◆ Goal
Pictures in the records should not be copied, but every other part must be repeated exactly.

- - - - -

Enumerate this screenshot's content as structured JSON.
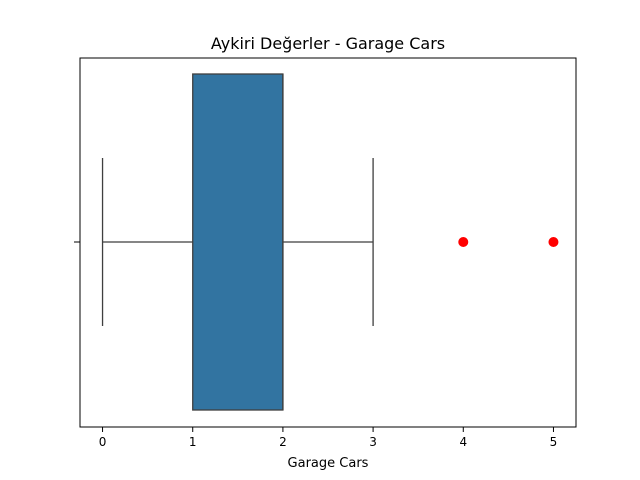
{
  "chart_data": {
    "type": "box",
    "orientation": "horizontal",
    "title": "Aykiri Değerler - Garage Cars",
    "xlabel": "Garage Cars",
    "ylabel": "",
    "xlim": [
      -0.25,
      5.25
    ],
    "xticks": [
      0,
      1,
      2,
      3,
      4,
      5
    ],
    "xtick_labels": [
      "0",
      "1",
      "2",
      "3",
      "4",
      "5"
    ],
    "grid": false,
    "box": {
      "whisker_low": 0,
      "q1": 1,
      "median": 2,
      "q3": 2,
      "whisker_high": 3
    },
    "outliers": [
      4,
      5
    ],
    "colors": {
      "box_fill": "#3274a1",
      "line": "#3f3f3f",
      "outlier": "#ff0000",
      "axes": "#000000"
    }
  }
}
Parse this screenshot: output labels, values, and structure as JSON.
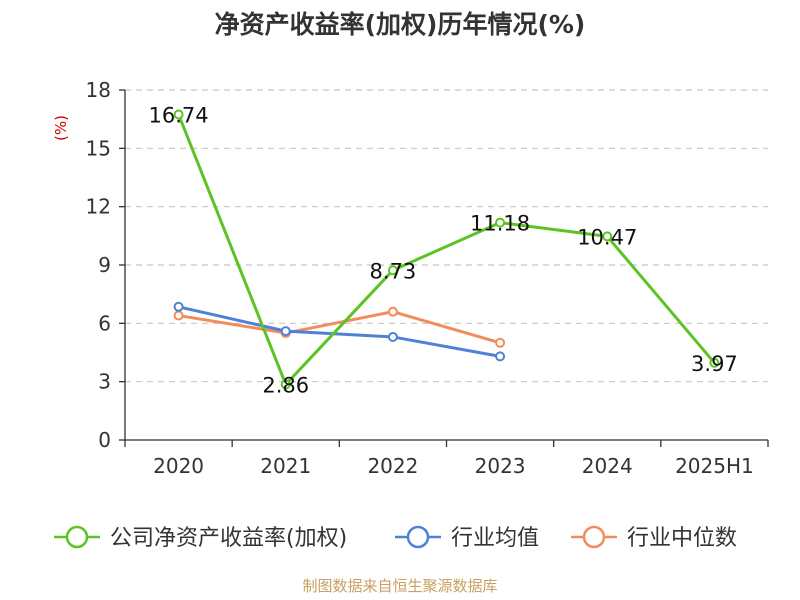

- - - - -

◆ Response
Enumerate this screenshot's content as structured JSON.
{
  "chart_data": {
    "type": "box",
    "orientation": "horizontal",
    "title": "Aykiri Değerler - Garage Cars",
    "xlabel": "Garage Cars",
    "ylabel": "",
    "xlim": [
      -0.25,
      5.25
    ],
    "xticks": [
      0,
      1,
      2,
      3,
      4,
      5
    ],
    "xtick_labels": [
      "0",
      "1",
      "2",
      "3",
      "4",
      "5"
    ],
    "grid": false,
    "box": {
      "whisker_low": 0,
      "q1": 1,
      "median": 2,
      "q3": 2,
      "whisker_high": 3
    },
    "outliers": [
      4,
      5
    ],
    "colors": {
      "box_fill": "#3274a1",
      "line": "#3f3f3f",
      "outlier": "#ff0000",
      "axes": "#000000"
    }
  }
}
Parse this screenshot: output labels, values, and structure as JSON.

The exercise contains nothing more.